- PROBLEM REQUIREMENTS -
Make an exact copy of all the entries, with the pictures left out.

Saved entries
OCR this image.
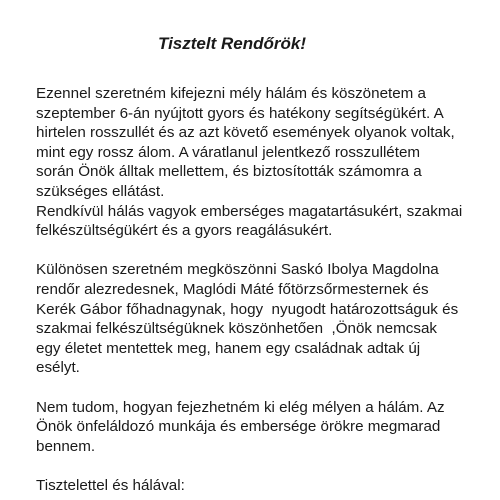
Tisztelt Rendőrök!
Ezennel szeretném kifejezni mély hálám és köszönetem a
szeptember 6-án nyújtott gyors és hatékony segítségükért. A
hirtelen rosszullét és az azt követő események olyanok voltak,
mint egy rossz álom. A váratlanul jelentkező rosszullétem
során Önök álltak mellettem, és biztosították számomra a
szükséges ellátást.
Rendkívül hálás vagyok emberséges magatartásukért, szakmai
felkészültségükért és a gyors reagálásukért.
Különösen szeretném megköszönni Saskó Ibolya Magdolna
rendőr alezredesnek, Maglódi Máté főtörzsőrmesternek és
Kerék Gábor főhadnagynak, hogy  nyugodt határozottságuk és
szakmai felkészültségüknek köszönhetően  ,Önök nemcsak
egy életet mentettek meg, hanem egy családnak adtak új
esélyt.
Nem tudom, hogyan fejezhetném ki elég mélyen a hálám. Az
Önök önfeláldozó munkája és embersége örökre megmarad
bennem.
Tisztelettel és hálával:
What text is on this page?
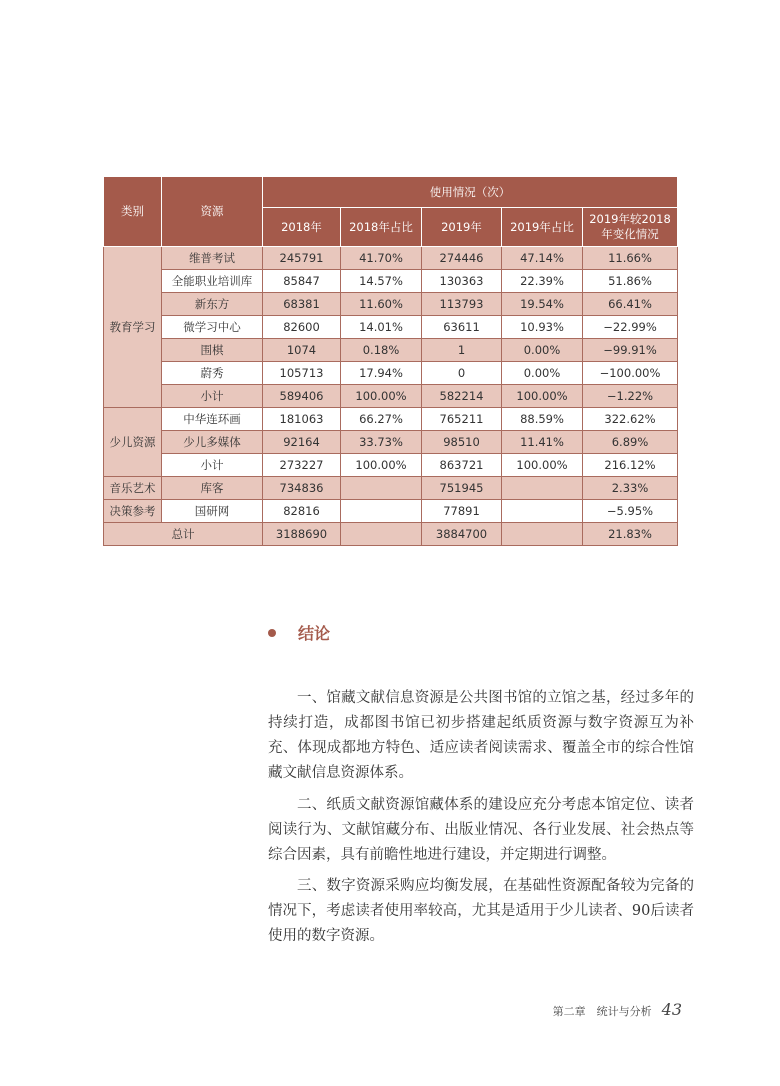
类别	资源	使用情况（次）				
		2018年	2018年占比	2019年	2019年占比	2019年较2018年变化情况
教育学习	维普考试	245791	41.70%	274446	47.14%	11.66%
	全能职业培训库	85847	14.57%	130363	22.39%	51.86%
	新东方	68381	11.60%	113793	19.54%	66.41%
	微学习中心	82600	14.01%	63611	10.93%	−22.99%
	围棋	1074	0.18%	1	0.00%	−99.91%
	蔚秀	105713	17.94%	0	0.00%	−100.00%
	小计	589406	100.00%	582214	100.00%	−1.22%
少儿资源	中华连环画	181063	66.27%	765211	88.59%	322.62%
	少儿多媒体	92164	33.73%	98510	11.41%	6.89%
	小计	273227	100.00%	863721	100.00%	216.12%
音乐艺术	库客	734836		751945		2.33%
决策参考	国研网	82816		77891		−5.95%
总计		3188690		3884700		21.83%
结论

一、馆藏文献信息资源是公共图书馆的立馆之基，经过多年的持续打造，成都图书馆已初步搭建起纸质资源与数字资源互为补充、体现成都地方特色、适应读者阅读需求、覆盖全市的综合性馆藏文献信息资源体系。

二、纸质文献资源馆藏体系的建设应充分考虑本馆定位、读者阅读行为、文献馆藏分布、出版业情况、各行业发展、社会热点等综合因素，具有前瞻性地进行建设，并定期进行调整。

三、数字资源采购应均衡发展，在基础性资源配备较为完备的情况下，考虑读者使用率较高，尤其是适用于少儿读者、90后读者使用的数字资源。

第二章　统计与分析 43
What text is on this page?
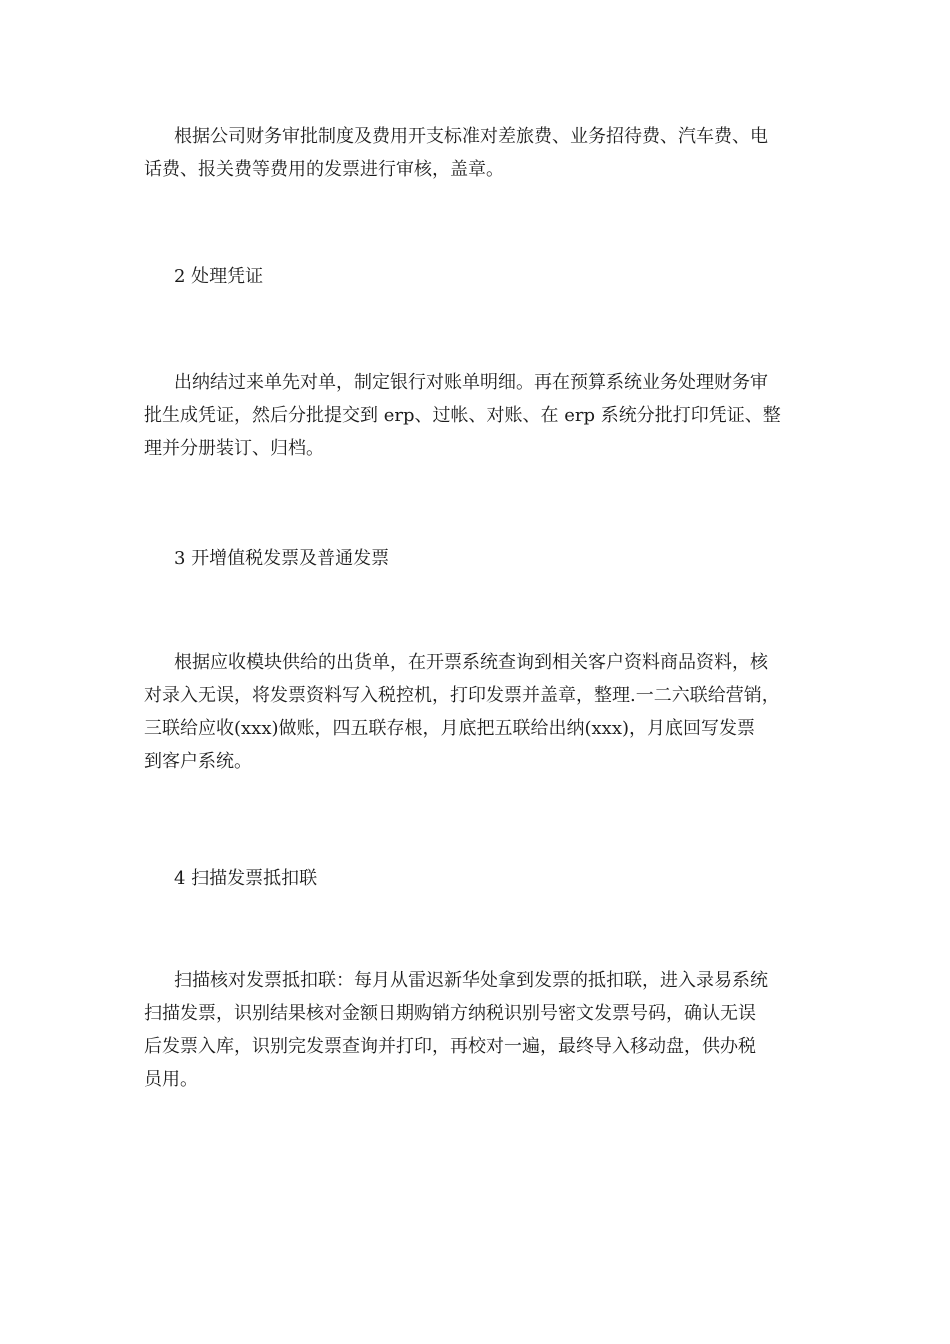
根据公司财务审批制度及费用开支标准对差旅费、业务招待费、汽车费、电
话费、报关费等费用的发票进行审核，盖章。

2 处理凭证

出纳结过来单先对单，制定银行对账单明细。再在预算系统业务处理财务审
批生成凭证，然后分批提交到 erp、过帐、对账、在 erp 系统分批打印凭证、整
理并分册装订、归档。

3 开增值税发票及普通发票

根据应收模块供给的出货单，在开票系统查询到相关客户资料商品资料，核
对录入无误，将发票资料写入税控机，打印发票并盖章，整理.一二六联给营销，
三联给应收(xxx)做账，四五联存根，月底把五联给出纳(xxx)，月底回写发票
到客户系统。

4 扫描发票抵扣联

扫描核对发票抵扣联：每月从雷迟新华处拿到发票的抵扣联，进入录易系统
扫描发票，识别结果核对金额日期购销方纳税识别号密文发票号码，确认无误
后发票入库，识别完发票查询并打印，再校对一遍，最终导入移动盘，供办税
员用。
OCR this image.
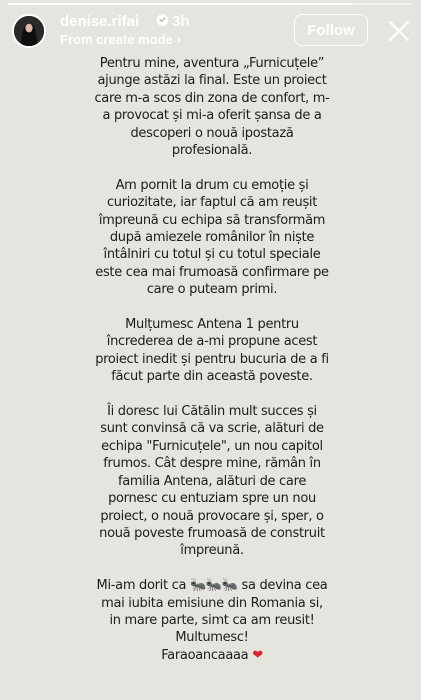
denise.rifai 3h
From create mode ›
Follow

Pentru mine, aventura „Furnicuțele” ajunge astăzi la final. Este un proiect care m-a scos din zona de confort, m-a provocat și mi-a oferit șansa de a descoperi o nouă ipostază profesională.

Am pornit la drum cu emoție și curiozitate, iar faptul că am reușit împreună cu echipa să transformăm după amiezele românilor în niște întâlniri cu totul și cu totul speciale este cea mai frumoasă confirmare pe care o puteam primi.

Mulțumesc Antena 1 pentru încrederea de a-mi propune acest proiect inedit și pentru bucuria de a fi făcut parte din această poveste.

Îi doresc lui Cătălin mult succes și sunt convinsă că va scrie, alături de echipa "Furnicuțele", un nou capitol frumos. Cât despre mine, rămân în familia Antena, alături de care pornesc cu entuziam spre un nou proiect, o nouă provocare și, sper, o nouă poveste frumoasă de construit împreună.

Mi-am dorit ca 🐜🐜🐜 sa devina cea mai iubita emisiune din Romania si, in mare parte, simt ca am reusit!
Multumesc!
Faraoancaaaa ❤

- PROBLEM SOLUTION -
OCR this image.
Tisztelt Rendőrök!
Ezennel szeretném kifejezni mély hálám és köszönetem a
szeptember 6-án nyújtott gyors és hatékony segítségükért. A
hirtelen rosszullét és az azt követő események olyanok voltak,
mint egy rossz álom. A váratlanul jelentkező rosszullétem
során Önök álltak mellettem, és biztosították számomra a
szükséges ellátást.
Rendkívül hálás vagyok emberséges magatartásukért, szakmai
felkészültségükért és a gyors reagálásukért.
Különösen szeretném megköszönni Saskó Ibolya Magdolna
rendőr alezredesnek, Maglódi Máté főtörzsőrmesternek és
Kerék Gábor főhadnagynak, hogy  nyugodt határozottságuk és
szakmai felkészültségüknek köszönhetően  ,Önök nemcsak
egy életet mentettek meg, hanem egy családnak adtak új
esélyt.
Nem tudom, hogyan fejezhetném ki elég mélyen a hálám. Az
Önök önfeláldozó munkája és embersége örökre megmarad
bennem.
Tisztelettel és hálával:
What text is on this page?
类别	资源	使用情况（次）				
		2018年	2018年占比	2019年	2019年占比	2019年较2018年变化情况
教育学习	维普考试	245791	41.70%	274446	47.14%	11.66%
	全能职业培训库	85847	14.57%	130363	22.39%	51.86%
	新东方	68381	11.60%	113793	19.54%	66.41%
	微学习中心	82600	14.01%	63611	10.93%	−22.99%
	围棋	1074	0.18%	1	0.00%	−99.91%
	蔚秀	105713	17.94%	0	0.00%	−100.00%
	小计	589406	100.00%	582214	100.00%	−1.22%
少儿资源	中华连环画	181063	66.27%	765211	88.59%	322.62%
	少儿多媒体	92164	33.73%	98510	11.41%	6.89%
	小计	273227	100.00%	863721	100.00%	216.12%
音乐艺术	库客	734836		751945		2.33%
决策参考	国研网	82816		77891		−5.95%
总计		3188690		3884700		21.83%
结论

一、馆藏文献信息资源是公共图书馆的立馆之基，经过多年的持续打造，成都图书馆已初步搭建起纸质资源与数字资源互为补充、体现成都地方特色、适应读者阅读需求、覆盖全市的综合性馆藏文献信息资源体系。

二、纸质文献资源馆藏体系的建设应充分考虑本馆定位、读者阅读行为、文献馆藏分布、出版业情况、各行业发展、社会热点等综合因素，具有前瞻性地进行建设，并定期进行调整。

三、数字资源采购应均衡发展，在基础性资源配备较为完备的情况下，考虑读者使用率较高，尤其是适用于少儿读者、90后读者使用的数字资源。

第二章　统计与分析 43
What text is on this page?
根据公司财务审批制度及费用开支标准对差旅费、业务招待费、汽车费、电
话费、报关费等费用的发票进行审核，盖章。

2 处理凭证

出纳结过来单先对单，制定银行对账单明细。再在预算系统业务处理财务审
批生成凭证，然后分批提交到 erp、过帐、对账、在 erp 系统分批打印凭证、整
理并分册装订、归档。

3 开增值税发票及普通发票

根据应收模块供给的出货单，在开票系统查询到相关客户资料商品资料，核
对录入无误，将发票资料写入税控机，打印发票并盖章，整理.一二六联给营销，
三联给应收(xxx)做账，四五联存根，月底把五联给出纳(xxx)，月底回写发票
到客户系统。

4 扫描发票抵扣联

扫描核对发票抵扣联：每月从雷迟新华处拿到发票的抵扣联，进入录易系统
扫描发票，识别结果核对金额日期购销方纳税识别号密文发票号码，确认无误
后发票入库，识别完发票查询并打印，再校对一遍，最终导入移动盘，供办税
员用。
OCR this image.
denise.rifai 3h
From create mode ›
Follow

Pentru mine, aventura „Furnicuțele” ajunge astăzi la final. Este un proiect care m-a scos din zona de confort, m-a provocat și mi-a oferit șansa de a descoperi o nouă ipostază profesională.

Am pornit la drum cu emoție și curiozitate, iar faptul că am reușit împreună cu echipa să transformăm după amiezele românilor în niște întâlniri cu totul și cu totul speciale este cea mai frumoasă confirmare pe care o puteam primi.

Mulțumesc Antena 1 pentru încrederea de a-mi propune acest proiect inedit și pentru bucuria de a fi făcut parte din această poveste.

Îi doresc lui Cătălin mult succes și sunt convinsă că va scrie, alături de echipa "Furnicuțele", un nou capitol frumos. Cât despre mine, rămân în familia Antena, alături de care pornesc cu entuziam spre un nou proiect, o nouă provocare și, sper, o nouă poveste frumoasă de construit împreună.

Mi-am dorit ca 🐜🐜🐜 sa devina cea mai iubita emisiune din Romania si, in mare parte, simt ca am reusit!
Multumesc!
Faraoancaaaa ❤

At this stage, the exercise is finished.